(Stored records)

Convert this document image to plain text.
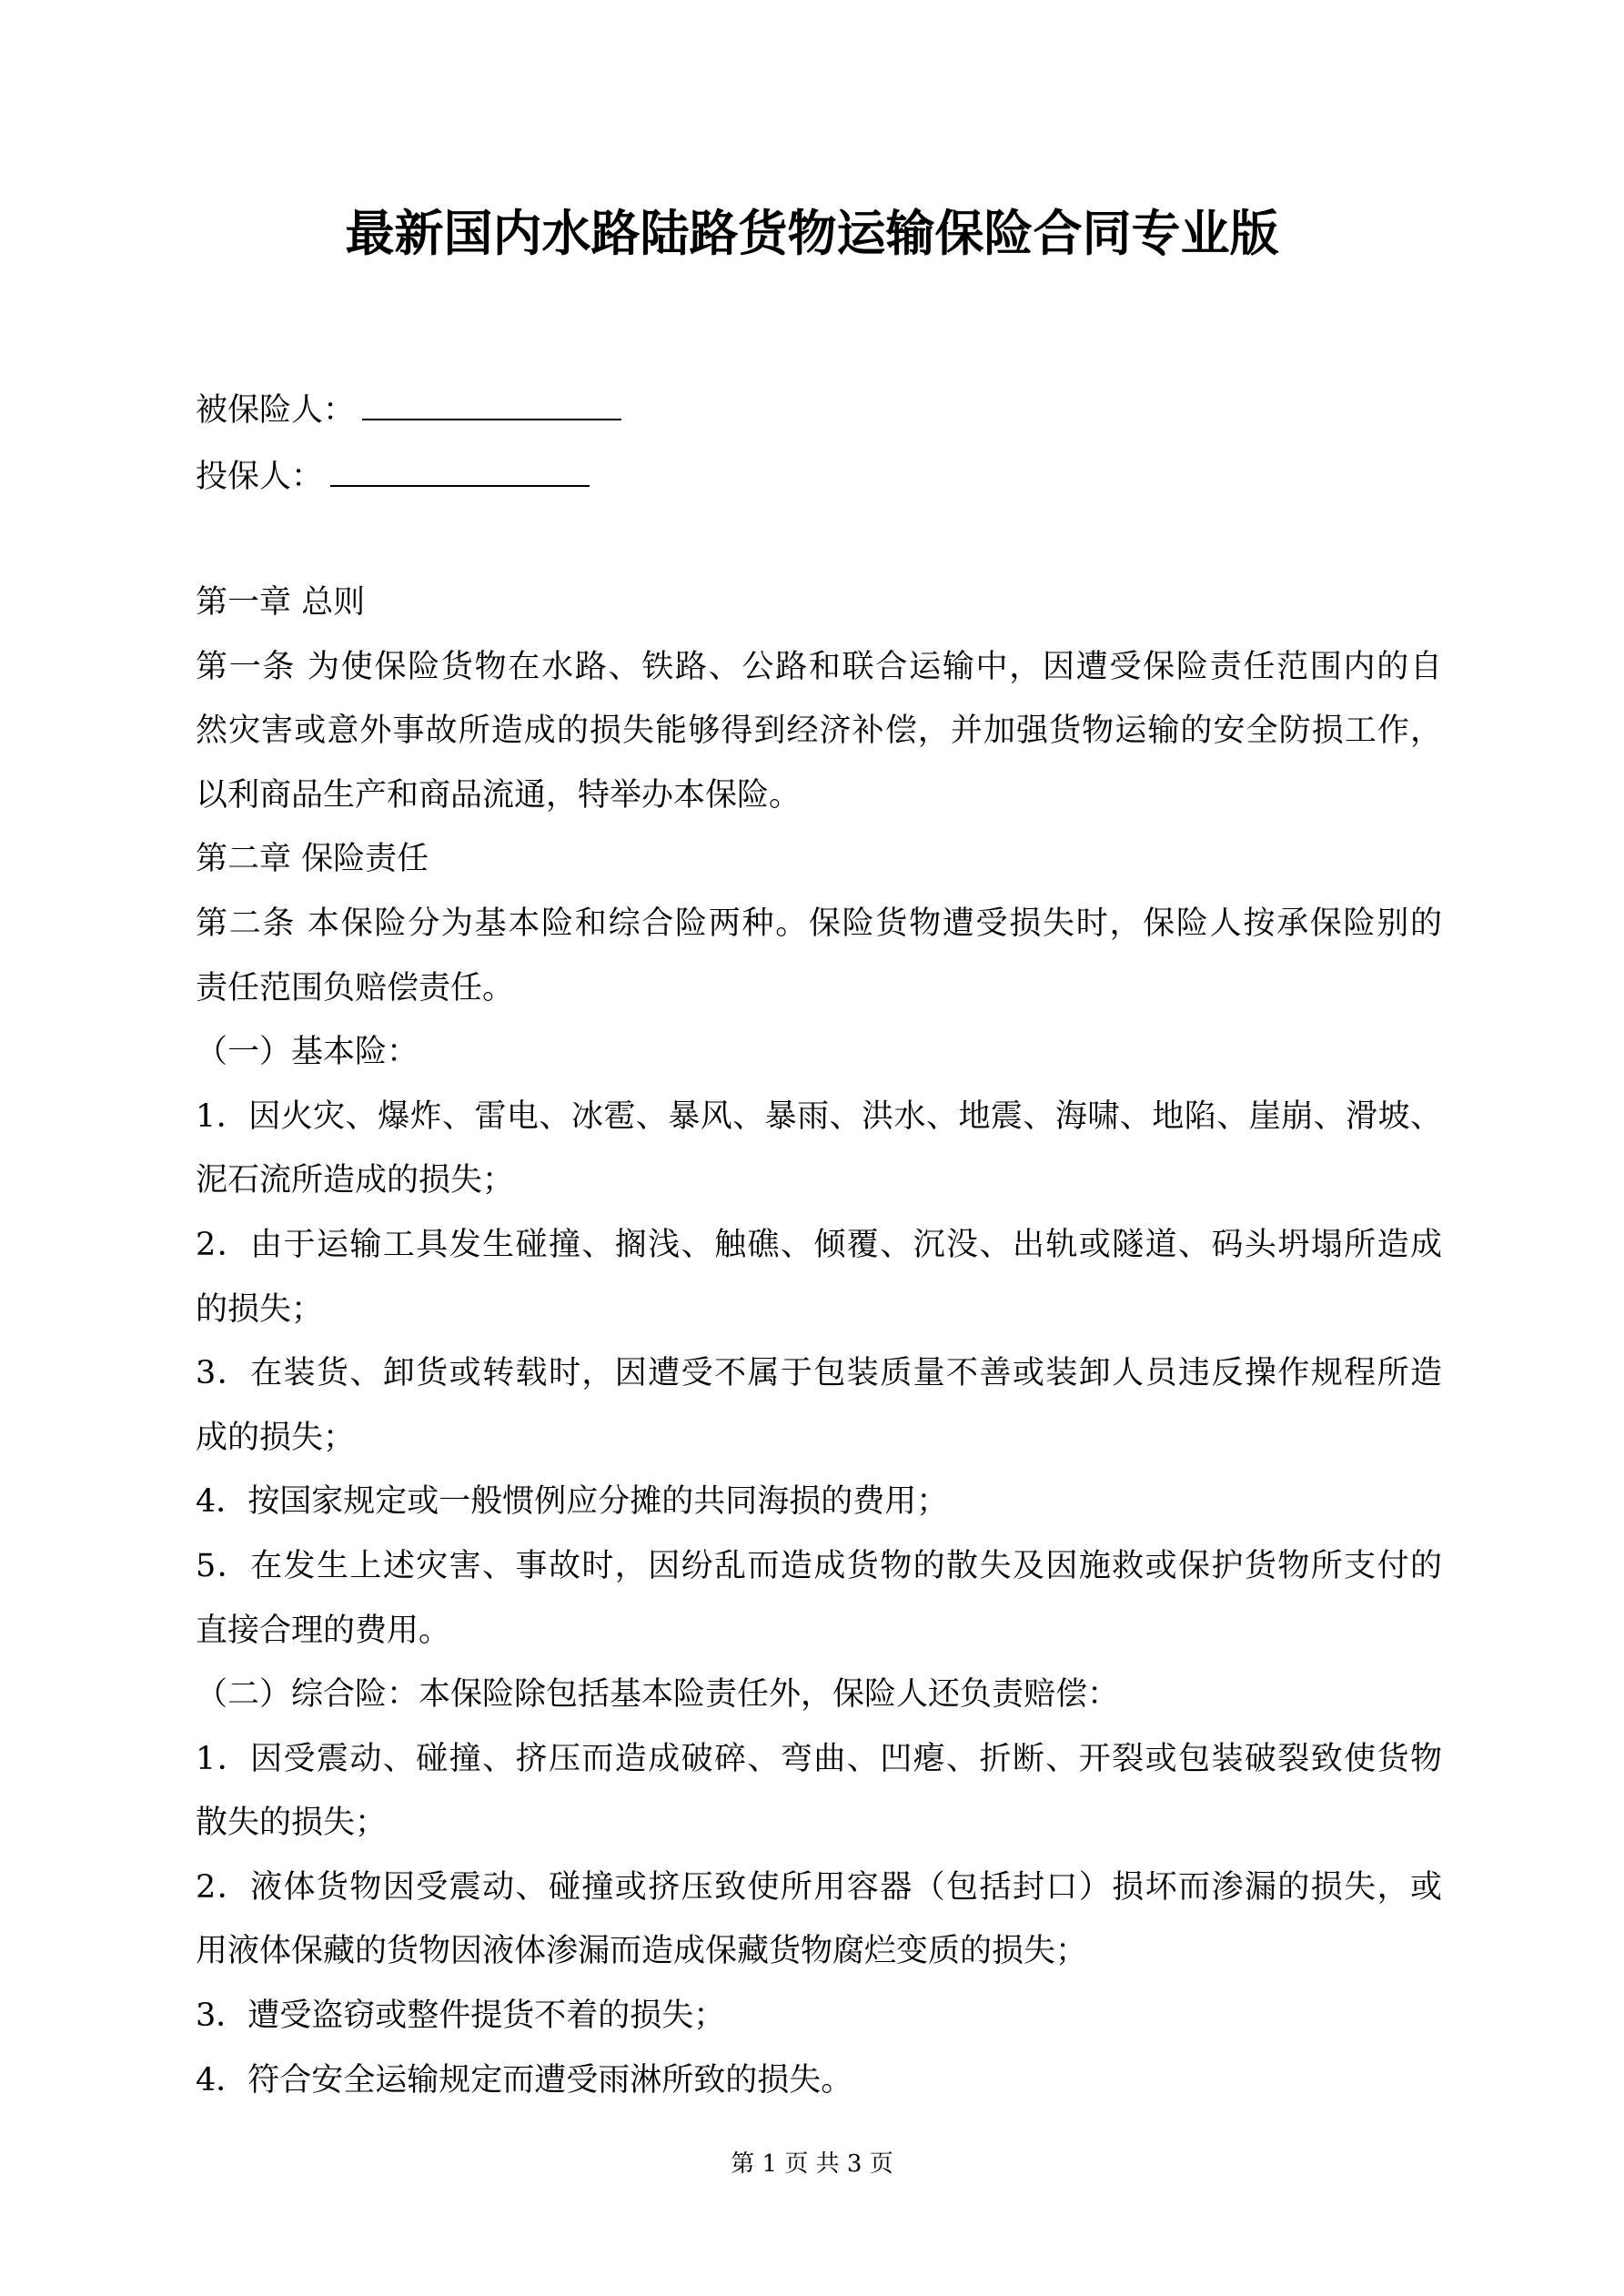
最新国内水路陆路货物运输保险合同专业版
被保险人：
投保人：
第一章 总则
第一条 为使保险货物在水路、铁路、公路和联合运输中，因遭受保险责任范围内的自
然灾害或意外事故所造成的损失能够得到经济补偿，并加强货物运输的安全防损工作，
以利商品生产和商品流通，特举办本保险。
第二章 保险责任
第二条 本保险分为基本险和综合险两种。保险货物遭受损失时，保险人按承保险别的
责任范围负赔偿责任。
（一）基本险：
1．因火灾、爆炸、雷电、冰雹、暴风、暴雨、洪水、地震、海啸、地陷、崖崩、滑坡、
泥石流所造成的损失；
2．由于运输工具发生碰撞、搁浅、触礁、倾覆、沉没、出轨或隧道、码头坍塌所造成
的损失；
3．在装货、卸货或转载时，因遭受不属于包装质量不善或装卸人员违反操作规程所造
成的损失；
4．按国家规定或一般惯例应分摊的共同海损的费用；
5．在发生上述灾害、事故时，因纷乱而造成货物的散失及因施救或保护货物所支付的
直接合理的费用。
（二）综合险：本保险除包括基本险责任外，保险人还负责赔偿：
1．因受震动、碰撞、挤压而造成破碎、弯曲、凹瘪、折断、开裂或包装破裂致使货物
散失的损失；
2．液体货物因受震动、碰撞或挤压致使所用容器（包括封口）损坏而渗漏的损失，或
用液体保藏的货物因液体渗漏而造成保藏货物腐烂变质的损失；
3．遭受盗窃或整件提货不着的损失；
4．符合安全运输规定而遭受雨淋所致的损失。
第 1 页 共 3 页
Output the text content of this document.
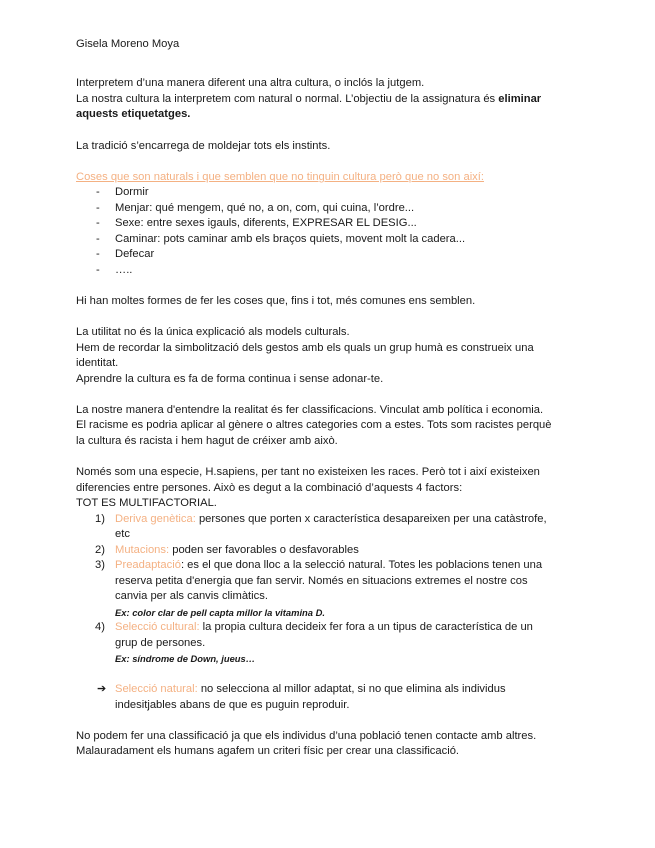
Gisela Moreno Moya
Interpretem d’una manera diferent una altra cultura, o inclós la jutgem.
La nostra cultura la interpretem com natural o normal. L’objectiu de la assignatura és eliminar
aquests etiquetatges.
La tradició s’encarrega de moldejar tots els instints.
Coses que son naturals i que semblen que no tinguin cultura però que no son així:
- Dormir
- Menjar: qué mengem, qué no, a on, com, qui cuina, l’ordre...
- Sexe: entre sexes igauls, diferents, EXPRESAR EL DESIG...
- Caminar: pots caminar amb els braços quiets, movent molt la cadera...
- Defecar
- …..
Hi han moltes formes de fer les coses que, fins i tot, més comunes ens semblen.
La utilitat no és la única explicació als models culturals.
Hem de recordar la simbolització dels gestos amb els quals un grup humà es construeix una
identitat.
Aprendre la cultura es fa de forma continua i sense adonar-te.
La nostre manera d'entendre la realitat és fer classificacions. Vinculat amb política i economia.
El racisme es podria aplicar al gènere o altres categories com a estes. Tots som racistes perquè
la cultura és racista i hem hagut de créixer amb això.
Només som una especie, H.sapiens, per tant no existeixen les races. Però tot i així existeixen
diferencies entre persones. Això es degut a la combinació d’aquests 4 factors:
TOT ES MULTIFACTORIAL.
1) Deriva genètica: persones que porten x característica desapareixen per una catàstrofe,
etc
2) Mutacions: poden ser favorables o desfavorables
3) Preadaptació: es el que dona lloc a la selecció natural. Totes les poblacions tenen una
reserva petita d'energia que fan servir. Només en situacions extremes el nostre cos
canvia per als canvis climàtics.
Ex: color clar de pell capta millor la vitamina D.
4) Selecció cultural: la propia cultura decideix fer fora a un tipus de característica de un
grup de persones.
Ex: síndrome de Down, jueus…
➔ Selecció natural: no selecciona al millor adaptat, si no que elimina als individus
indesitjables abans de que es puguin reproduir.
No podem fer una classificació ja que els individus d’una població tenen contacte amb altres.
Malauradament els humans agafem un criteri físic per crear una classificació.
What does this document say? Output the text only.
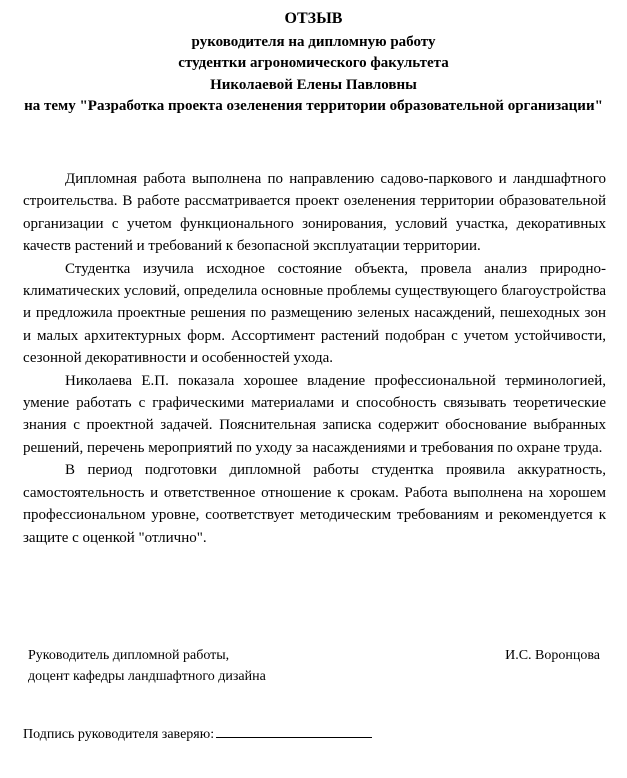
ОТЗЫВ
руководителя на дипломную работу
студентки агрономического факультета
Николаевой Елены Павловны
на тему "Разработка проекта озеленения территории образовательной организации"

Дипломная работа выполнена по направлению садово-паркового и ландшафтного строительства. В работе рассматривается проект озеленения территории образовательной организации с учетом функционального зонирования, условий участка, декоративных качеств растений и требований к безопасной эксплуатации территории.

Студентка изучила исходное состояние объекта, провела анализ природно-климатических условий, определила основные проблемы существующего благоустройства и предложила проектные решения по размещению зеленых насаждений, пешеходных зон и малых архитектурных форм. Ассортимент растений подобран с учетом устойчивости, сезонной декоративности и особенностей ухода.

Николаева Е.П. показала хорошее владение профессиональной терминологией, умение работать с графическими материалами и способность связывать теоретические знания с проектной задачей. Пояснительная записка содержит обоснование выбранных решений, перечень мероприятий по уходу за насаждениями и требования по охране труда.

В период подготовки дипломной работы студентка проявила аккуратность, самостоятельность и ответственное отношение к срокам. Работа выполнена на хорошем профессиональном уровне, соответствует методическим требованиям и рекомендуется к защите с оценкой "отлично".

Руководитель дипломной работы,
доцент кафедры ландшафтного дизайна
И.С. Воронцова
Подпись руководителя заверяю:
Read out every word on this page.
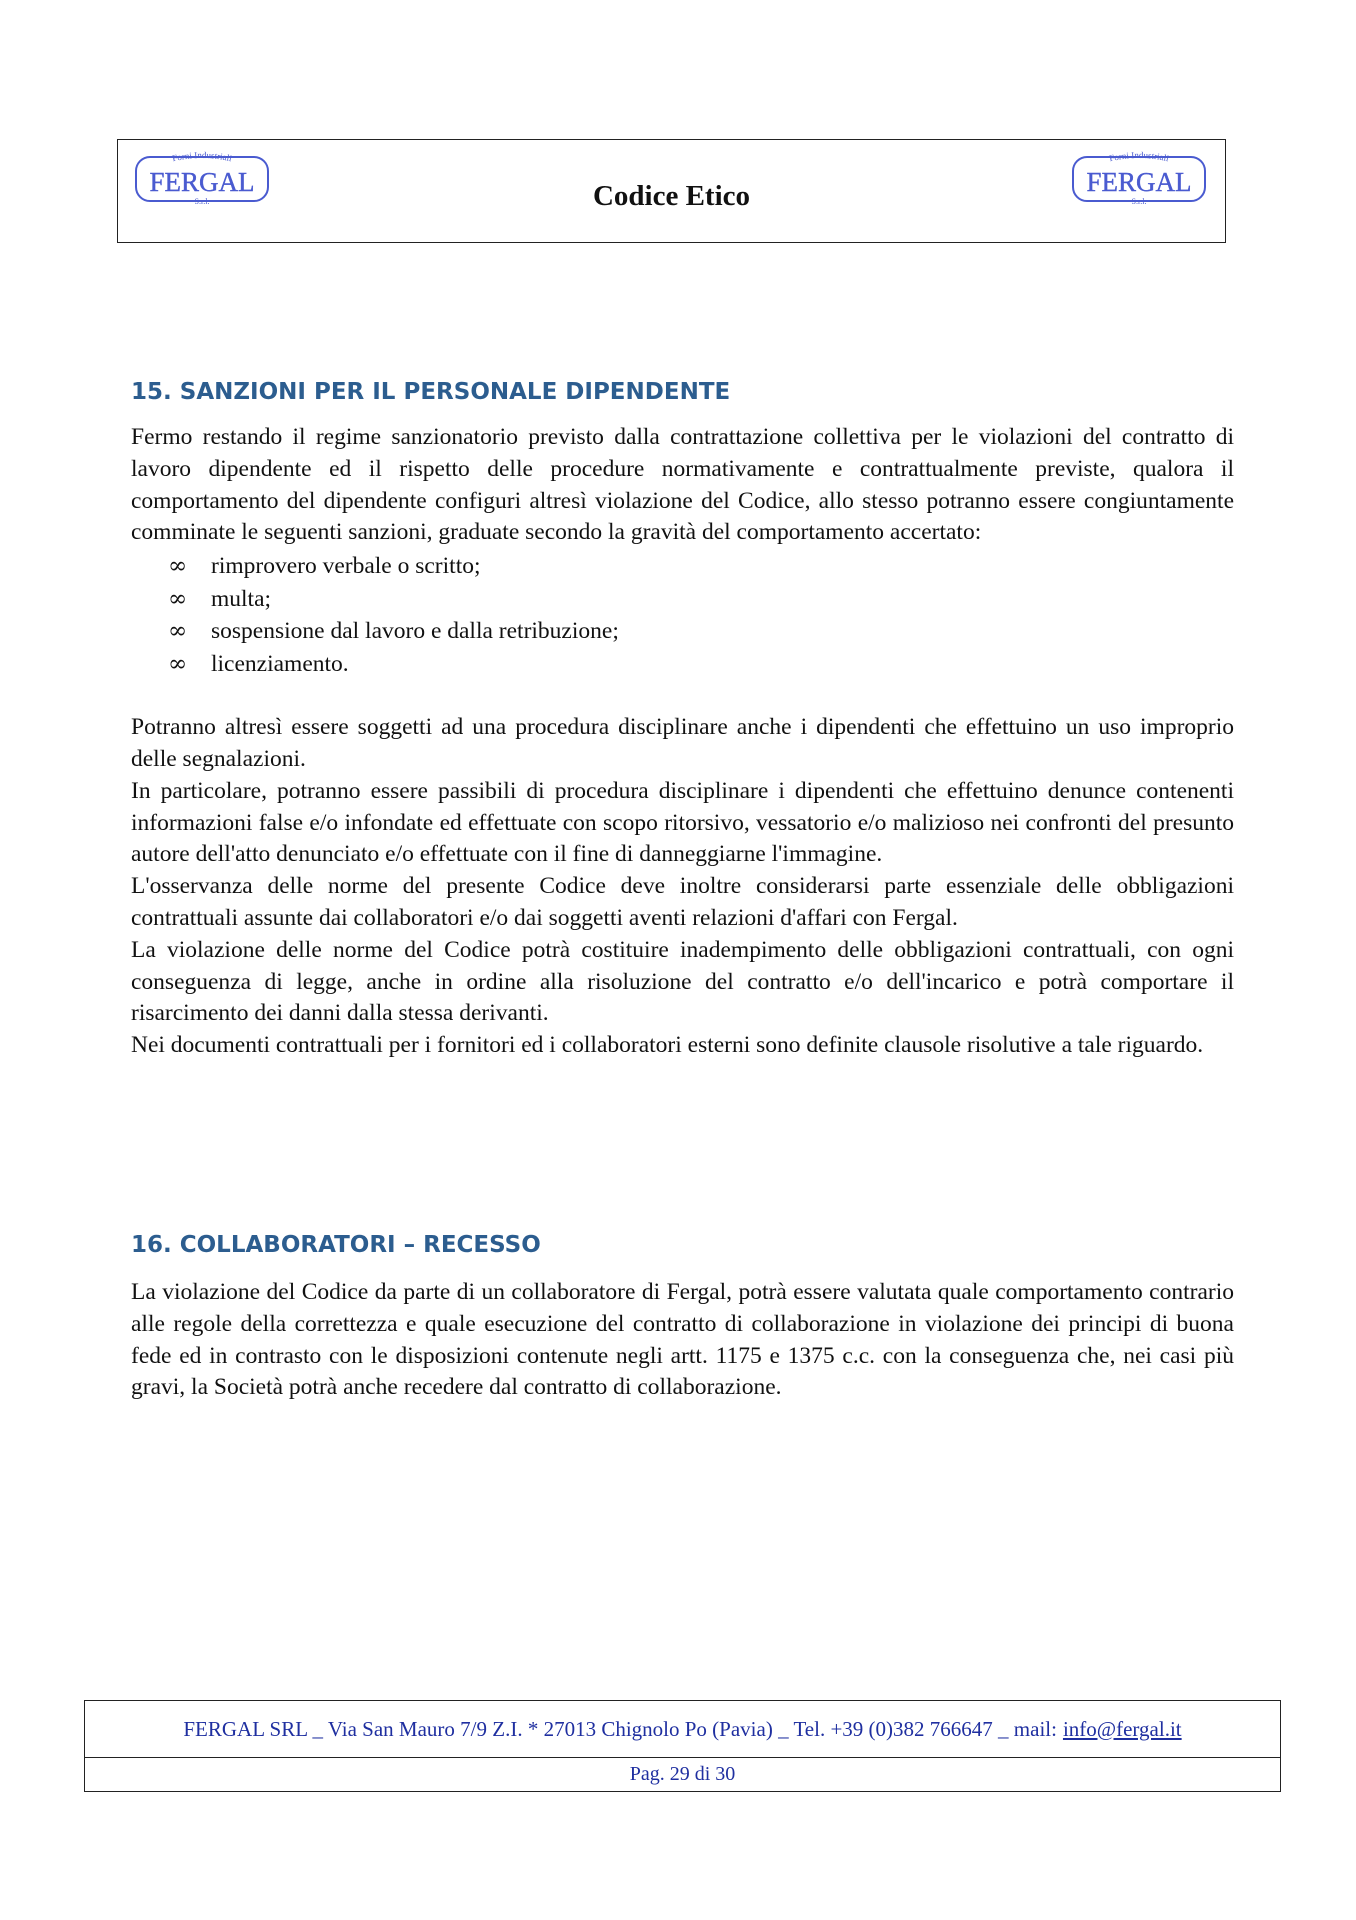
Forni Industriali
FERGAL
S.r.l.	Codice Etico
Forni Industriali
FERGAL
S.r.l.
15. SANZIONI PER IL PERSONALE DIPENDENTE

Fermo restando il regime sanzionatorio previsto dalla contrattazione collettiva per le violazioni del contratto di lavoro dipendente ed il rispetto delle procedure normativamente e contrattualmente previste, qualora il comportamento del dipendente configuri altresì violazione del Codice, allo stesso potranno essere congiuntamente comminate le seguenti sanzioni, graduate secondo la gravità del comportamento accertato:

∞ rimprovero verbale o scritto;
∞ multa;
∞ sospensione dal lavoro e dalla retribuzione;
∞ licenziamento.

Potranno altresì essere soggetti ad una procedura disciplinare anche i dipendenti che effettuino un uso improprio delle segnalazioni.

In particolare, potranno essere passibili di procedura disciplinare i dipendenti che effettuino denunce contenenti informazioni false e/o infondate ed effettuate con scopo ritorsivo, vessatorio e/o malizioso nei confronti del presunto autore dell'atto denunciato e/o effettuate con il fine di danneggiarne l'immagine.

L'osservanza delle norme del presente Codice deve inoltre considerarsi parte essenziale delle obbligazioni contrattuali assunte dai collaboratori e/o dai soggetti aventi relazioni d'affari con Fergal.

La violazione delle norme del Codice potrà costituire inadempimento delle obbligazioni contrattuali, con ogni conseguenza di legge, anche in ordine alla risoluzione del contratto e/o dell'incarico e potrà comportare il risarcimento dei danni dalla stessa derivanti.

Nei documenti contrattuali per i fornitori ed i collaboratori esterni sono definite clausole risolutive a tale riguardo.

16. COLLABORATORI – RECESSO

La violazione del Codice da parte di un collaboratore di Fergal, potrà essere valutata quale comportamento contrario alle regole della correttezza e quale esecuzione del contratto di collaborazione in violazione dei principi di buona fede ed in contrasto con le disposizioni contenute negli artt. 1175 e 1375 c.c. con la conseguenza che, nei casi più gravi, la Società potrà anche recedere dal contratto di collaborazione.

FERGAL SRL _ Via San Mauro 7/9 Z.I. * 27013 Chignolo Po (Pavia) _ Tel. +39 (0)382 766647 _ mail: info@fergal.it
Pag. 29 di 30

DIRECTION: A single figure is required: the number of lines above in which the word "aquests" occurs.

FINAL ANSWER: 2